PROBLEM
Reproduce the listing below exactly, minus its pictures.

AVAILABLE DATA
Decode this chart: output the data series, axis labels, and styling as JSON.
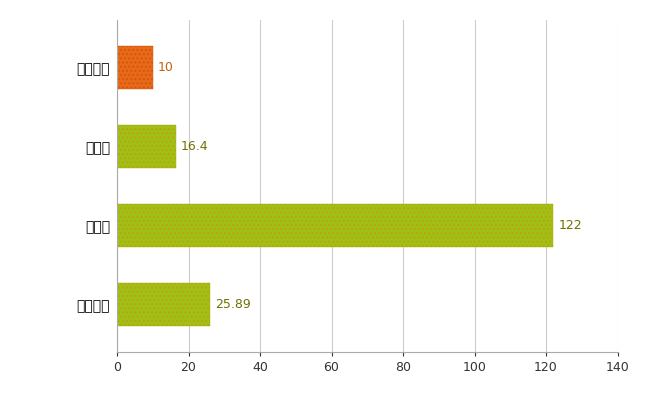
{
  "categories": [
    "みやき町",
    "県平均",
    "県最大",
    "全国平均"
  ],
  "values": [
    10,
    16.4,
    122,
    25.89
  ],
  "bar_colors": [
    "#e8691a",
    "#9fc01a",
    "#9fc01a",
    "#9fc01a"
  ],
  "bar_edgecolors": [
    "#d4580a",
    "#b8a800",
    "#b8a800",
    "#b8a800"
  ],
  "value_labels": [
    "10",
    "16.4",
    "122",
    "25.89"
  ],
  "value_colors": [
    "#c06010",
    "#707000",
    "#707000",
    "#707000"
  ],
  "xlim": [
    0,
    140
  ],
  "xticks": [
    0,
    20,
    40,
    60,
    80,
    100,
    120,
    140
  ],
  "grid_color": "#cccccc",
  "background_color": "#ffffff",
  "label_fontsize": 10,
  "tick_fontsize": 9
}
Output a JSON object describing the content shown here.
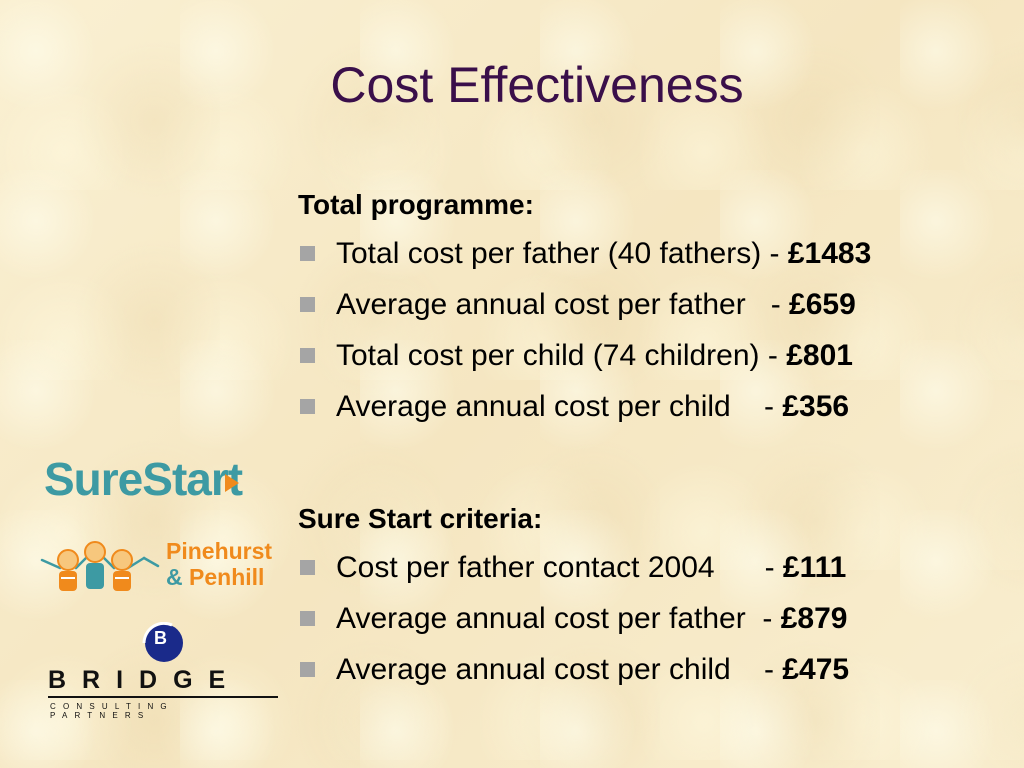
{
  "slide": {
    "title": "Cost Effectiveness",
    "sections": [
      {
        "heading": "Total programme:",
        "items": [
          {
            "text": "Total cost per father (40 fathers) - ",
            "value": "£1483"
          },
          {
            "text": "Average annual cost per father   - ",
            "value": "£659"
          },
          {
            "text": "Total cost per child (74 children) - ",
            "value": "£801"
          },
          {
            "text": "Average annual cost per child    - ",
            "value": "£356"
          }
        ]
      },
      {
        "heading": "Sure Start criteria:",
        "items": [
          {
            "text": "Cost per father contact 2004      - ",
            "value": "£111"
          },
          {
            "text": "Average annual cost per father  - ",
            "value": "£879"
          },
          {
            "text": "Average annual cost per child    - ",
            "value": "£475"
          }
        ]
      }
    ]
  },
  "logos": {
    "surestart": "SureStart",
    "pinehurst_line1": "Pinehurst",
    "pinehurst_amp": "&",
    "pinehurst_line2": "Penhill",
    "bridge_word": "BRIDGE",
    "bridge_sub": "CONSULTING PARTNERS",
    "bridge_mark": "B"
  },
  "colors": {
    "background": "#f8ecca",
    "title": "#3a0f4a",
    "bullet": "#a5a5a5",
    "surestart_teal": "#3d9aa3",
    "orange": "#f08a1c",
    "bridge_blue": "#1a2a8a"
  },
  "icons": {
    "bullet": "square-bullet-icon",
    "surestart_play": "play-triangle-icon",
    "pinehurst_children": "children-figures-icon",
    "bridge_mark": "bridge-b-mark-icon"
  }
}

REPLY
Decode this chart: output the data series, axis labels, and styling as JSON.
{
  "categories": [
    "みやき町",
    "県平均",
    "県最大",
    "全国平均"
  ],
  "values": [
    10,
    16.4,
    122,
    25.89
  ],
  "bar_colors": [
    "#e8691a",
    "#9fc01a",
    "#9fc01a",
    "#9fc01a"
  ],
  "bar_edgecolors": [
    "#d4580a",
    "#b8a800",
    "#b8a800",
    "#b8a800"
  ],
  "value_labels": [
    "10",
    "16.4",
    "122",
    "25.89"
  ],
  "value_colors": [
    "#c06010",
    "#707000",
    "#707000",
    "#707000"
  ],
  "xlim": [
    0,
    140
  ],
  "xticks": [
    0,
    20,
    40,
    60,
    80,
    100,
    120,
    140
  ],
  "grid_color": "#cccccc",
  "background_color": "#ffffff",
  "label_fontsize": 10,
  "tick_fontsize": 9
}
Output a JSON object describing the content shown here.
{
  "slide": {
    "title": "Cost Effectiveness",
    "sections": [
      {
        "heading": "Total programme:",
        "items": [
          {
            "text": "Total cost per father (40 fathers) - ",
            "value": "£1483"
          },
          {
            "text": "Average annual cost per father   - ",
            "value": "£659"
          },
          {
            "text": "Total cost per child (74 children) - ",
            "value": "£801"
          },
          {
            "text": "Average annual cost per child    - ",
            "value": "£356"
          }
        ]
      },
      {
        "heading": "Sure Start criteria:",
        "items": [
          {
            "text": "Cost per father contact 2004      - ",
            "value": "£111"
          },
          {
            "text": "Average annual cost per father  - ",
            "value": "£879"
          },
          {
            "text": "Average annual cost per child    - ",
            "value": "£475"
          }
        ]
      }
    ]
  },
  "logos": {
    "surestart": "SureStart",
    "pinehurst_line1": "Pinehurst",
    "pinehurst_amp": "&",
    "pinehurst_line2": "Penhill",
    "bridge_word": "BRIDGE",
    "bridge_sub": "CONSULTING PARTNERS",
    "bridge_mark": "B"
  },
  "colors": {
    "background": "#f8ecca",
    "title": "#3a0f4a",
    "bullet": "#a5a5a5",
    "surestart_teal": "#3d9aa3",
    "orange": "#f08a1c",
    "bridge_blue": "#1a2a8a"
  },
  "icons": {
    "bullet": "square-bullet-icon",
    "surestart_play": "play-triangle-icon",
    "pinehurst_children": "children-figures-icon",
    "bridge_mark": "bridge-b-mark-icon"
  }
}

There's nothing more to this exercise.